▸ WHAT THE EXERCISE ASKS
In the entries below, find the lines that contain the word "default" and copy them.

Dataset rows about figures:
========================================
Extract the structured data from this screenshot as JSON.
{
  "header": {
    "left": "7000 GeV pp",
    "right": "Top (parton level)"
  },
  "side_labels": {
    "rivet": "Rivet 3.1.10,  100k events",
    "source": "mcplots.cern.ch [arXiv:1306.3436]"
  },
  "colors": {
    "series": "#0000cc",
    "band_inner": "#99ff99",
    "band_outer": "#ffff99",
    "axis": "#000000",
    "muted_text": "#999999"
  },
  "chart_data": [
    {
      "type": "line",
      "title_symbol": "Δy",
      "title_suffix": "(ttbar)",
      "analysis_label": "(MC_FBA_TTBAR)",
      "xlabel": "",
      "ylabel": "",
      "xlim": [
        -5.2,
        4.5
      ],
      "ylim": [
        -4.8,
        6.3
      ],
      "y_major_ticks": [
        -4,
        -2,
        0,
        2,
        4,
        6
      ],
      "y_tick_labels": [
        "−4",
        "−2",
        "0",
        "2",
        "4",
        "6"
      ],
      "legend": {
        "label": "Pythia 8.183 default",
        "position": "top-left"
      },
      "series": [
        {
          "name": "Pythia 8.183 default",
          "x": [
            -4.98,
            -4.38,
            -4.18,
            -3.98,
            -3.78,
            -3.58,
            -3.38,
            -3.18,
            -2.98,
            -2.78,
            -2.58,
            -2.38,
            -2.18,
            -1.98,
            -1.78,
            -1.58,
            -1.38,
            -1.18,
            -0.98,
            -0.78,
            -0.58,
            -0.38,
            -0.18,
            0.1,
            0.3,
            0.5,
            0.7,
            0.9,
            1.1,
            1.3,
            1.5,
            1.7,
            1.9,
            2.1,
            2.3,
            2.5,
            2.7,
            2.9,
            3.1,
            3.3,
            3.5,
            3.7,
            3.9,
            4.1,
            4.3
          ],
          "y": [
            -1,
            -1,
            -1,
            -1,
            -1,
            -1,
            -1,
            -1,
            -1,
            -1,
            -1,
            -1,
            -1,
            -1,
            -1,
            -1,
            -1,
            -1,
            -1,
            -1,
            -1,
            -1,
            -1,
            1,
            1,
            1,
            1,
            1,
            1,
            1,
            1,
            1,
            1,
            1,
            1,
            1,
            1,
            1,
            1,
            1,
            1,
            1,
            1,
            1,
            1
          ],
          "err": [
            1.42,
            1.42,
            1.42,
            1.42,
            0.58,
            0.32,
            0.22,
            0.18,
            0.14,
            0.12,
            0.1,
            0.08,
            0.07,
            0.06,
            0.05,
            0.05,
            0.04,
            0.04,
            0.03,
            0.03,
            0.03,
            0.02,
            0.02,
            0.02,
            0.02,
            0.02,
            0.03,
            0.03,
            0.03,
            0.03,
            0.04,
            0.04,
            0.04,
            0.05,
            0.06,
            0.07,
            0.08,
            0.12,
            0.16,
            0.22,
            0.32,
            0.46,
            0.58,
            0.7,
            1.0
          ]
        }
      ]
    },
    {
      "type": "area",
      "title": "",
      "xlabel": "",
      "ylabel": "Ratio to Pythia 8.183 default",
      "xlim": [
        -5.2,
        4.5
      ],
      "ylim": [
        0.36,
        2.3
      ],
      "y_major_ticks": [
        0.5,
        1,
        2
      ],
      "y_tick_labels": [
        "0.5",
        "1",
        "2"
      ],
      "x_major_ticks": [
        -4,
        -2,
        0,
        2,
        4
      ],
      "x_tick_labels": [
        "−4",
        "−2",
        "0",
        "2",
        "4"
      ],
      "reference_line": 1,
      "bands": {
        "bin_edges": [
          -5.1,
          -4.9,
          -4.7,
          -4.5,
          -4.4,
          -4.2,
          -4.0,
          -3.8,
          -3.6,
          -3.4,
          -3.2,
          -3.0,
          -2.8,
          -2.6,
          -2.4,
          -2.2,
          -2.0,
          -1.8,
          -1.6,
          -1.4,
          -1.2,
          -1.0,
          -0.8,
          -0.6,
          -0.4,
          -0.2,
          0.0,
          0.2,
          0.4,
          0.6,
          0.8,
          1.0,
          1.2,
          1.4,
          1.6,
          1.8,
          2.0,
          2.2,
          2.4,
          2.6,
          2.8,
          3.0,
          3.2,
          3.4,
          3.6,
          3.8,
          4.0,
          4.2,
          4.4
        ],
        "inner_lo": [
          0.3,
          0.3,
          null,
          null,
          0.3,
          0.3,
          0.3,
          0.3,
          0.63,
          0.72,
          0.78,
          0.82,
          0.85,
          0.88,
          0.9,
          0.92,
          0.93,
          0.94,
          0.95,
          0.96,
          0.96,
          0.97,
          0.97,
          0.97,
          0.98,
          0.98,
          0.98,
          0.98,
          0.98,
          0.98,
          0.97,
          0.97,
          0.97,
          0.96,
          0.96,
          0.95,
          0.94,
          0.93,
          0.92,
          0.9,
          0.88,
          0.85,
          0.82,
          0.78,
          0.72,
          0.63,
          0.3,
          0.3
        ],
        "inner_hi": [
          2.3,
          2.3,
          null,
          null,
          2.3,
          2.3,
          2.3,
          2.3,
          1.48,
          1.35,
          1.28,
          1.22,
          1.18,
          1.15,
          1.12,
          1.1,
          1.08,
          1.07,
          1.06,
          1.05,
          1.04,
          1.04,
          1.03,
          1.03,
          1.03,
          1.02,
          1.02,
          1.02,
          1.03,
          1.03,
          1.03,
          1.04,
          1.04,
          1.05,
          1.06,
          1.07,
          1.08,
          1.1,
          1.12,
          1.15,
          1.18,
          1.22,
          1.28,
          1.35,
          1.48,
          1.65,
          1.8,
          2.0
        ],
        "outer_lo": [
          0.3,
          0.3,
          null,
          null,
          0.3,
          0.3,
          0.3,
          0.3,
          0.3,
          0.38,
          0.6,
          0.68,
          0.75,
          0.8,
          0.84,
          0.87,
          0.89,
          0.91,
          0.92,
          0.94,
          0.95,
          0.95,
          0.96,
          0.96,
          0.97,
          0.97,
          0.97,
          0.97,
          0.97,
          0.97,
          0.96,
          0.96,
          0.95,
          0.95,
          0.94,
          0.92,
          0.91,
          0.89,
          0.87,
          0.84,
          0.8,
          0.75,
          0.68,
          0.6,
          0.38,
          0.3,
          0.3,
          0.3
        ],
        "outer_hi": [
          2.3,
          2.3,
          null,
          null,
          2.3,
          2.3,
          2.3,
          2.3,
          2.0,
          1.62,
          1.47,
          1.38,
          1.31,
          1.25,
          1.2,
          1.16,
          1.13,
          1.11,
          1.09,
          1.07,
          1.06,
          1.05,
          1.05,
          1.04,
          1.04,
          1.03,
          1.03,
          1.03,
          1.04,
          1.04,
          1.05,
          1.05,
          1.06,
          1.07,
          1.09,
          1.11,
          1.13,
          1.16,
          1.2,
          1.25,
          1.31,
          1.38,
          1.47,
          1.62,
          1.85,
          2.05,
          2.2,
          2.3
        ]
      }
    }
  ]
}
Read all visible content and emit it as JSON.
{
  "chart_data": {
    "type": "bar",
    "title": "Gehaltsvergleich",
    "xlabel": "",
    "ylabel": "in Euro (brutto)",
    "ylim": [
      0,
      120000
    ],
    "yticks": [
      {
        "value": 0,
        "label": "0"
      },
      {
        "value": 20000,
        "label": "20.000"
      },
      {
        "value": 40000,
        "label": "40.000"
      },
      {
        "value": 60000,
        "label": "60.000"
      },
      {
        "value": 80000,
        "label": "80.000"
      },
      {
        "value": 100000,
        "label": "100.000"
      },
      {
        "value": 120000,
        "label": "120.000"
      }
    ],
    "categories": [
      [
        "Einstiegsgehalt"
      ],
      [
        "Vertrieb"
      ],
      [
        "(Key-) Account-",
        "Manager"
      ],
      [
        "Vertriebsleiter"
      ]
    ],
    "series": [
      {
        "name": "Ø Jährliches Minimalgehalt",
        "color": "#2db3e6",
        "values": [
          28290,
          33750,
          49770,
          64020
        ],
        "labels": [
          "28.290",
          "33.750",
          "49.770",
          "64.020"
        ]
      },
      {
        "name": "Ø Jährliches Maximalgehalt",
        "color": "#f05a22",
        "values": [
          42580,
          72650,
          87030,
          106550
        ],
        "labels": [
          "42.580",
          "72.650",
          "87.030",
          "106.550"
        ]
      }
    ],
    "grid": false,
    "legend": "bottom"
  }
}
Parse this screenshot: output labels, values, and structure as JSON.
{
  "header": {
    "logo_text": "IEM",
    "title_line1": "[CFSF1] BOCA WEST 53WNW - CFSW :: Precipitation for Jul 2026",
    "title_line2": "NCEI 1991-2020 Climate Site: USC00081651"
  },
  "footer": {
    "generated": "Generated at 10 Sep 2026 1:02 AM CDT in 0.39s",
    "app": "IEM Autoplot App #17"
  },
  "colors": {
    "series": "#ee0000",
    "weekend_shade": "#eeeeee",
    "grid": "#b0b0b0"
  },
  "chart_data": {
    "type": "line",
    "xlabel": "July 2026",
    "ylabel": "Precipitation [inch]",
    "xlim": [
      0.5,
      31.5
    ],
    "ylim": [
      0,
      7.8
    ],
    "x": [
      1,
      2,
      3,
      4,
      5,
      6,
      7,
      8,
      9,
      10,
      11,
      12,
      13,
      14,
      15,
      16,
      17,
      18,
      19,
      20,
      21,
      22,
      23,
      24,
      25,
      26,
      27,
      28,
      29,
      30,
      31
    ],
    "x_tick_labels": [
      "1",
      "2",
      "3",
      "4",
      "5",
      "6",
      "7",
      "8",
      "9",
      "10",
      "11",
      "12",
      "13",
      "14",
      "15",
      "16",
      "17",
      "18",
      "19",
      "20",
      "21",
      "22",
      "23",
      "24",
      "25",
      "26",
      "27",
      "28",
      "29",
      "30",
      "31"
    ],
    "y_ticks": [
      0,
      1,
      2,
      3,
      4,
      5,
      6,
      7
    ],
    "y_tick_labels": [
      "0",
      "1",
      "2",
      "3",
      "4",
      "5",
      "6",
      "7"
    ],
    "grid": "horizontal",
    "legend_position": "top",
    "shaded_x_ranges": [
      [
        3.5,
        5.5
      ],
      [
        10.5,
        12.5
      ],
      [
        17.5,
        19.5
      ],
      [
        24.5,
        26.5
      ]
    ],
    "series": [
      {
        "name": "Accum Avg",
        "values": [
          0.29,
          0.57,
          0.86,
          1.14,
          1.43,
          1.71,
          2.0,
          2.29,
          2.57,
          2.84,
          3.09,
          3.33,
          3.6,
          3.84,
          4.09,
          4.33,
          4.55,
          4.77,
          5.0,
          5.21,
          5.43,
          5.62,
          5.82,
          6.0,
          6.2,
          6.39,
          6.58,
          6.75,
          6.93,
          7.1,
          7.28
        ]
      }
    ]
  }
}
========================================
▸ THE RESPONSE
        "label": "Pythia 8.183 default",
          "name": "Pythia 8.183 default",
      "ylabel": "Ratio to Pythia 8.183 default",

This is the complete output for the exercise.